### [Page extract]
%%
Jannes Vollert

Personal information
- Date of birth: 21 January 1998 (age 28)
- Place of birth: Rendsburg, Germany
- Height: 1.86 m (6 ft 1 in)
- Position: Centre back

Team information
- Current team: Phönix Lübeck
- Number: 3

Youth career
- 0000–2013: Holstein Kiel
- 2013–2017: Werder Bremen

Senior career*
- Years: Team / Apps / (Gls)
- 2017–2021: Werder Bremen II / 37 / (0)
- 2019–2021: → Hallescher FC (loan) / 54 / (2)
- 2021–2024: Hallescher FC / 66 / (0)
- 2024: SV Babelsberg 03 / 18 / (0)
- 2025–: Phönix Lübeck / 55 / (4)

International career
- 2014: Germany U16 / 6 / (0)
- 2014: Germany U17 / 1 / (0)
- 2015: Germany U18 / 2 / (0)

= Jannes Vollert =

German footballer

Jannes Vollert (born 21 January 1998) is a German professional footballer who plays as a centre back for Phönix Lübeck.

==Career==
In June 2013, Vollert joined Werder Bremen from Holstein Kiel.
%%
### [What to work on]
(a) According to the Jannes Vollert profile, which club did Vollert leave to join Werder Bremen in June 2013?
(b) Decide whether each statement agrees with the Jannes Vollert profile. Answer yes or no for each and quote the deciding words. (i) Vollert was born in Rendsburg. (ii) Vollert plays as a striker. (iii) Vollert wears number 3 for his current team.
(c) Write a continuation of the Jannes Vollert profile, beginning after its final sentence.

### [Items from a data source]
%%
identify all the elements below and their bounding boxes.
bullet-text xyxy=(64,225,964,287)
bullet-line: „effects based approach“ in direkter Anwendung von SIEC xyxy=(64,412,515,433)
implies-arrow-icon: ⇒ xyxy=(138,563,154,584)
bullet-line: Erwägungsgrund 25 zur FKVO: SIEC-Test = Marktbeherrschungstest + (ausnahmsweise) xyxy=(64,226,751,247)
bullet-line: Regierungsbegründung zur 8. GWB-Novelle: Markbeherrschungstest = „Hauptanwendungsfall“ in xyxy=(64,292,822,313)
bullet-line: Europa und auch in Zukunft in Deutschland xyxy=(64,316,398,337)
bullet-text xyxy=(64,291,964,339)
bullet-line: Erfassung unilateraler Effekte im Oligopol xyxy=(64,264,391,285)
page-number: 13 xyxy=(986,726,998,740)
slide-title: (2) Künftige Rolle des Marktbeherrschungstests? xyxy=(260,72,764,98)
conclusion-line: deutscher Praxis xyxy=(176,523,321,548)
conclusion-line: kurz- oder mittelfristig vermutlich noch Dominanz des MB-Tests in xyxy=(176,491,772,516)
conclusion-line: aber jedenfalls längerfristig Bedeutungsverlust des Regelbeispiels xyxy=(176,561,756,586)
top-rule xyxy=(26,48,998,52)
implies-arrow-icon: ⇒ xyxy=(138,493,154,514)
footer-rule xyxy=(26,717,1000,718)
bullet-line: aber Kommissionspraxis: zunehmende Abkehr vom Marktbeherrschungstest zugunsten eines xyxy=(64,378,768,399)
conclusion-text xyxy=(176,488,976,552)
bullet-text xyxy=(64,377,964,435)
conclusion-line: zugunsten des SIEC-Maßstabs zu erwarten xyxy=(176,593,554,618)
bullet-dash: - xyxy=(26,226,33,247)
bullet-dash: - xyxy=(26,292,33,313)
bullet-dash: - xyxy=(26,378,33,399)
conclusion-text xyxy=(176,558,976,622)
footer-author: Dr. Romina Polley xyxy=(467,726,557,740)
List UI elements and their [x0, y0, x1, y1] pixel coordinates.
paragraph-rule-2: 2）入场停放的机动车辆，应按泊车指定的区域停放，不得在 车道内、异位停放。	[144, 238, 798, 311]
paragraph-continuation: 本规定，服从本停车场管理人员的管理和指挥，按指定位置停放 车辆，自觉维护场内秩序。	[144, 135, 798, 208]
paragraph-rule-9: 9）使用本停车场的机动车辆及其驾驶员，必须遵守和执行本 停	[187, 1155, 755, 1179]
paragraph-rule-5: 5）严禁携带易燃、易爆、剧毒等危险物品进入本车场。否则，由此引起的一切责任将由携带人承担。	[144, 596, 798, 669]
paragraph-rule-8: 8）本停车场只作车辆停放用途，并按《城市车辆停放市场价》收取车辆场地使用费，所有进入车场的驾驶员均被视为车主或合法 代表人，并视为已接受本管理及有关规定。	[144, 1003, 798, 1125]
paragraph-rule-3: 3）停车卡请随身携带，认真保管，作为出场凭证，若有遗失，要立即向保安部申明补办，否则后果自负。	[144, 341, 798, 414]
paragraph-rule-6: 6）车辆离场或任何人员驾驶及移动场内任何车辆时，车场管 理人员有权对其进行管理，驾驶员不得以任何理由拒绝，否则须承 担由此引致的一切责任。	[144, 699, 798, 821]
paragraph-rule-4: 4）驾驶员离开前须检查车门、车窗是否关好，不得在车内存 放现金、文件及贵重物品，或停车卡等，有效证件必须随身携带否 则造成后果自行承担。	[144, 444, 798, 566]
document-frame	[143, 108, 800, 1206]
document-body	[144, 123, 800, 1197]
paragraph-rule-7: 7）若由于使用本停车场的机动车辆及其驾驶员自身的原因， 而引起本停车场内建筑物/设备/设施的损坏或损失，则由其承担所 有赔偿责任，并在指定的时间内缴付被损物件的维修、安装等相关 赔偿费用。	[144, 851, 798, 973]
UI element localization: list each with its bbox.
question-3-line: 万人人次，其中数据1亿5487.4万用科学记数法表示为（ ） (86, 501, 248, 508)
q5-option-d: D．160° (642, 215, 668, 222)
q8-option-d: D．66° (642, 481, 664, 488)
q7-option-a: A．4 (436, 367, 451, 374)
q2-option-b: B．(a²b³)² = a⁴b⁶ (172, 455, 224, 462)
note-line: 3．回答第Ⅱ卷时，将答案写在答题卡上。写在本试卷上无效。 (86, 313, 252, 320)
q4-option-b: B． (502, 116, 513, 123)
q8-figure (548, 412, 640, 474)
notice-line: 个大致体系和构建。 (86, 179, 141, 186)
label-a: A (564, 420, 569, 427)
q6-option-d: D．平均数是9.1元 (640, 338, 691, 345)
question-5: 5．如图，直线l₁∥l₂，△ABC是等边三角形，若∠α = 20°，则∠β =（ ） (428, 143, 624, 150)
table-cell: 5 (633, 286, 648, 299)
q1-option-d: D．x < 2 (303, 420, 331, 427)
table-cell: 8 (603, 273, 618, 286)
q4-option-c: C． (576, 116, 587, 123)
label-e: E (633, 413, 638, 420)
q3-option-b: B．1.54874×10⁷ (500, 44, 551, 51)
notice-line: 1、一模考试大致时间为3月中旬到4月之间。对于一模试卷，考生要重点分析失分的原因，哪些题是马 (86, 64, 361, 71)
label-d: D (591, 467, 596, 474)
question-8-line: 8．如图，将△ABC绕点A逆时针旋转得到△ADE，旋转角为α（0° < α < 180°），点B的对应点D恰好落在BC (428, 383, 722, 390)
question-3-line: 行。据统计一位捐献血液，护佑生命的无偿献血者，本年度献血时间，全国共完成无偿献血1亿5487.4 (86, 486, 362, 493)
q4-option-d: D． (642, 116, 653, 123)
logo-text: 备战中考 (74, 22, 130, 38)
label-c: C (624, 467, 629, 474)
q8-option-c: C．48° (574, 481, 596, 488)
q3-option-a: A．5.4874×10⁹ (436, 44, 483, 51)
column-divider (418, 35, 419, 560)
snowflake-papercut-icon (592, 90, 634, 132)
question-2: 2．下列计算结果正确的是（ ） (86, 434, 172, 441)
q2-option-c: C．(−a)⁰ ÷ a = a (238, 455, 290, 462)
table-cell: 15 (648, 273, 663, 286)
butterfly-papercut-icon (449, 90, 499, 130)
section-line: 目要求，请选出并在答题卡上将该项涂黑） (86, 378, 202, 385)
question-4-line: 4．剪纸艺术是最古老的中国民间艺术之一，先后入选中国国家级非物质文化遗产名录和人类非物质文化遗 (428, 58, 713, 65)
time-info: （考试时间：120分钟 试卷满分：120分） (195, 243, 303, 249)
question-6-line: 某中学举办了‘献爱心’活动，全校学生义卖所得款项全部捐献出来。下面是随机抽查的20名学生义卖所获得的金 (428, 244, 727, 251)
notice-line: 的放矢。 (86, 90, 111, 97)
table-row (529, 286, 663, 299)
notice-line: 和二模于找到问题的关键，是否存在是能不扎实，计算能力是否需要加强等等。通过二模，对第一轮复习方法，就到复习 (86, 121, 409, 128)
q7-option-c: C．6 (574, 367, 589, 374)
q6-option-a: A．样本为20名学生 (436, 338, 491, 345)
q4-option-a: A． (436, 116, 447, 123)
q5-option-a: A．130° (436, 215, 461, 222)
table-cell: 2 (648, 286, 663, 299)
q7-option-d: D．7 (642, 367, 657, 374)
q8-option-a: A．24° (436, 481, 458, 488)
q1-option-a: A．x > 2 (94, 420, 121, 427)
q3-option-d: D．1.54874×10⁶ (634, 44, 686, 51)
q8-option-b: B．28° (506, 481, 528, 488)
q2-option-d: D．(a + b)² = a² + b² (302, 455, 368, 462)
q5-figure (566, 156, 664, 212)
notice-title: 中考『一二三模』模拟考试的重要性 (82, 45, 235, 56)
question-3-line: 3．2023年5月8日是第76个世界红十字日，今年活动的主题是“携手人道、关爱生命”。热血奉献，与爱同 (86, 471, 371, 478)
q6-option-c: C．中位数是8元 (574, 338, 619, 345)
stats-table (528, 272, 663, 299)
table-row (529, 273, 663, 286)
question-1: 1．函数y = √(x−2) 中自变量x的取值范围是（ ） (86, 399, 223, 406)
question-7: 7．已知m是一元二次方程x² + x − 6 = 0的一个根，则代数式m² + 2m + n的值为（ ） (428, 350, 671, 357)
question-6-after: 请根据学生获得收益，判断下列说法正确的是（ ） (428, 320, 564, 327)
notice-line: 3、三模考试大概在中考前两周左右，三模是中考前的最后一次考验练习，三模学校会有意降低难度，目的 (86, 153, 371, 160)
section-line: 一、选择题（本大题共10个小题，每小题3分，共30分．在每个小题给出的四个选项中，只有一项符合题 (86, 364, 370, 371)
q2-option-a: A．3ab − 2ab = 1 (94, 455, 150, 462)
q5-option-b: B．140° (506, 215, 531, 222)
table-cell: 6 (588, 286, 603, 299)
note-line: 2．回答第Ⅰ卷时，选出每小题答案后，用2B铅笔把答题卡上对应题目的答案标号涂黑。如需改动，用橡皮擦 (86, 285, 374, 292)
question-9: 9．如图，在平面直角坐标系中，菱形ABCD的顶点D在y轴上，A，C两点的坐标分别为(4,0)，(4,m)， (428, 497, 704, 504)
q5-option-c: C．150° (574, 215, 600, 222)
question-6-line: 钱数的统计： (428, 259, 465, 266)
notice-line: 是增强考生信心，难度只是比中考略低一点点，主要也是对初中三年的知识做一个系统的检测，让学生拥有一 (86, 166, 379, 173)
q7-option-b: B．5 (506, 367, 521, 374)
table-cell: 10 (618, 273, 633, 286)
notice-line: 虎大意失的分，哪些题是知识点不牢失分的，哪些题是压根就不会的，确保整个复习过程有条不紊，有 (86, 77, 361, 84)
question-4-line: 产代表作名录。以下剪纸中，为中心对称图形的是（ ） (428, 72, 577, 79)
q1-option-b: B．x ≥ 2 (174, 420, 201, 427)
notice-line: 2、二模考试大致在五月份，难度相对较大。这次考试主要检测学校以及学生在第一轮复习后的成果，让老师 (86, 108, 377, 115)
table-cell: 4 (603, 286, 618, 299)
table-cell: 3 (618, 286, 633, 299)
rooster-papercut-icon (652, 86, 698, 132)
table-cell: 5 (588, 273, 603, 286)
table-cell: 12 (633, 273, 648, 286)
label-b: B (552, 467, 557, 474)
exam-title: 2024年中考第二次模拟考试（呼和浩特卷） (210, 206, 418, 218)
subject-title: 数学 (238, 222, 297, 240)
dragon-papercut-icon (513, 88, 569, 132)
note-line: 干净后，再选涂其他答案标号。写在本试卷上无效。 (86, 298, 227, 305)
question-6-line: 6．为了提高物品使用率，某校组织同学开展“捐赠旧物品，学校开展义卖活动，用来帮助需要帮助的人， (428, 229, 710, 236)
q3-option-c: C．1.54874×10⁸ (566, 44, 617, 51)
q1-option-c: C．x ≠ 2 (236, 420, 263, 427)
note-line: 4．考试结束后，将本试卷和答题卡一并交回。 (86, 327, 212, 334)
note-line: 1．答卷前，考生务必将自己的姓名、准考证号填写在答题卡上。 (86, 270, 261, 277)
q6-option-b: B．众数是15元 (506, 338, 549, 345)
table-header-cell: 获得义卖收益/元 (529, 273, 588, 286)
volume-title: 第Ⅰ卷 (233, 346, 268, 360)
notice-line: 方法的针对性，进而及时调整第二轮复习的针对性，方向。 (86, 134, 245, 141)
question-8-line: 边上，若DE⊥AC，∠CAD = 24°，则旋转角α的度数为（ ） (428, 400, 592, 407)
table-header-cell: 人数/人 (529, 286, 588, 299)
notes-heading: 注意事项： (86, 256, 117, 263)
%%
### [Answers by item number]
(a) Holstein Kiel.

(b)
(i) Yes: "Place of birth: Rendsburg, Germany"
(ii) No: "Position: Centre back"
(iii) Yes: "Number: 3"

(c)
During the 2017–18 season he became a regular starter for the club's reserves playing in the 3. Liga making 24 appearances. In June 2018, following the team's relegation, he agreed a contract extension.

On 5 June 2019, it was confirmed that Vollert had extended his contract with Werder Bremen until June 2022 and would be loaned out to 3. Liga club Hallescher FC until June 2021. In two seasons at Hallescher FC he made 54 league appearances scoring two goals.

In June 2021, Hallescher FC announced the permanent signing of Vollert for the 2021–22 season.